Nothing should be left out: output all of the entries exactly.

□ □ □ □ □ □ □

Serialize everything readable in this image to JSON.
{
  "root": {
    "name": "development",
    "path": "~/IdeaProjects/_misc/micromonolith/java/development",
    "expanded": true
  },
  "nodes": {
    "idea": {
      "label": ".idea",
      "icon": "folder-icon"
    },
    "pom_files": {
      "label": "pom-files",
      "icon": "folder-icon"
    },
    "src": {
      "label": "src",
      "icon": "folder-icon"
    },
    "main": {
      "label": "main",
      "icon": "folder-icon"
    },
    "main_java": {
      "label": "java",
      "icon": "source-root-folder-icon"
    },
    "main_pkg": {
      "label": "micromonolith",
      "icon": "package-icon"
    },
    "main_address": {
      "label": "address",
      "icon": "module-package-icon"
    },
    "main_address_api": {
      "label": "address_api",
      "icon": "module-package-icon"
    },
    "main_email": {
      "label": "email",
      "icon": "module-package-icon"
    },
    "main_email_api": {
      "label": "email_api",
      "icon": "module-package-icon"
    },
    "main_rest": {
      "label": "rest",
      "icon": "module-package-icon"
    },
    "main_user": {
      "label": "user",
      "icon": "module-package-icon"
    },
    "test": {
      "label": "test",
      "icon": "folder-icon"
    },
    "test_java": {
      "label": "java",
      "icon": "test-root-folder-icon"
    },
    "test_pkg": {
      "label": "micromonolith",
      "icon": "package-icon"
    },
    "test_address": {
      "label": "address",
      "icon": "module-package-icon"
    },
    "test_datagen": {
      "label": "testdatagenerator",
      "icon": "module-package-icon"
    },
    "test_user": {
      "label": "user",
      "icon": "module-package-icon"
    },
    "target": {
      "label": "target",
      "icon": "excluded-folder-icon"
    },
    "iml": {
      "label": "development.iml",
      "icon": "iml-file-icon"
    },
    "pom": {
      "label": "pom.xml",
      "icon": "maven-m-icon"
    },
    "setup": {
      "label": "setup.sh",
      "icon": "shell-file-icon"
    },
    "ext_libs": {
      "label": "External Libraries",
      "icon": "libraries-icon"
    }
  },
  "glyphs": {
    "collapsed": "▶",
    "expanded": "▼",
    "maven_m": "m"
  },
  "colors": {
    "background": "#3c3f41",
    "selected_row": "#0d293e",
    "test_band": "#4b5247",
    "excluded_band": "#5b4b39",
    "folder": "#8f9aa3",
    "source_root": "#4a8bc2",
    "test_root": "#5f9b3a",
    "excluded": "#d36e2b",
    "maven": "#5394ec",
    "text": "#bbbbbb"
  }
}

□ □ □ □ □ □ □

Answer to the task =
Serialize everything readable in this image to JSON.
{
  "root": {
    "name": "development",
    "path": "~/IdeaProjects/_misc/micromonolith/java/development",
    "expanded": true
  },
  "nodes": {
    "idea": {
      "label": ".idea",
      "icon": "folder-icon"
    },
    "pom_files": {
      "label": "pom-files",
      "icon": "folder-icon"
    },
    "src": {
      "label": "src",
      "icon": "folder-icon"
    },
    "main": {
      "label": "main",
      "icon": "folder-icon"
    },
    "main_java": {
      "label": "java",
      "icon": "source-root-folder-icon"
    },
    "main_pkg": {
      "label": "micromonolith",
      "icon": "package-icon"
    },
    "main_address": {
      "label": "address",
      "icon": "module-package-icon"
    },
    "main_address_api": {
      "label": "address_api",
      "icon": "module-package-icon"
    },
    "main_email": {
      "label": "email",
      "icon": "module-package-icon"
    },
    "main_email_api": {
      "label": "email_api",
      "icon": "module-package-icon"
    },
    "main_rest": {
      "label": "rest",
      "icon": "module-package-icon"
    },
    "main_user": {
      "label": "user",
      "icon": "module-package-icon"
    },
    "test": {
      "label": "test",
      "icon": "folder-icon"
    },
    "test_java": {
      "label": "java",
      "icon": "test-root-folder-icon"
    },
    "test_pkg": {
      "label": "micromonolith",
      "icon": "package-icon"
    },
    "test_address": {
      "label": "address",
      "icon": "module-package-icon"
    },
    "test_datagen": {
      "label": "testdatagenerator",
      "icon": "module-package-icon"
    },
    "test_user": {
      "label": "user",
      "icon": "module-package-icon"
    },
    "target": {
      "label": "target",
      "icon": "excluded-folder-icon"
    },
    "iml": {
      "label": "development.iml",
      "icon": "iml-file-icon"
    },
    "pom": {
      "label": "pom.xml",
      "icon": "maven-m-icon"
    },
    "setup": {
      "label": "setup.sh",
      "icon": "shell-file-icon"
    },
    "ext_libs": {
      "label": "External Libraries",
      "icon": "libraries-icon"
    }
  },
  "glyphs": {
    "collapsed": "▶",
    "expanded": "▼",
    "maven_m": "m"
  },
  "colors": {
    "background": "#3c3f41",
    "selected_row": "#0d293e",
    "test_band": "#4b5247",
    "excluded_band": "#5b4b39",
    "folder": "#8f9aa3",
    "source_root": "#4a8bc2",
    "test_root": "#5f9b3a",
    "excluded": "#d36e2b",
    "maven": "#5394ec",
    "text": "#bbbbbb"
  }
}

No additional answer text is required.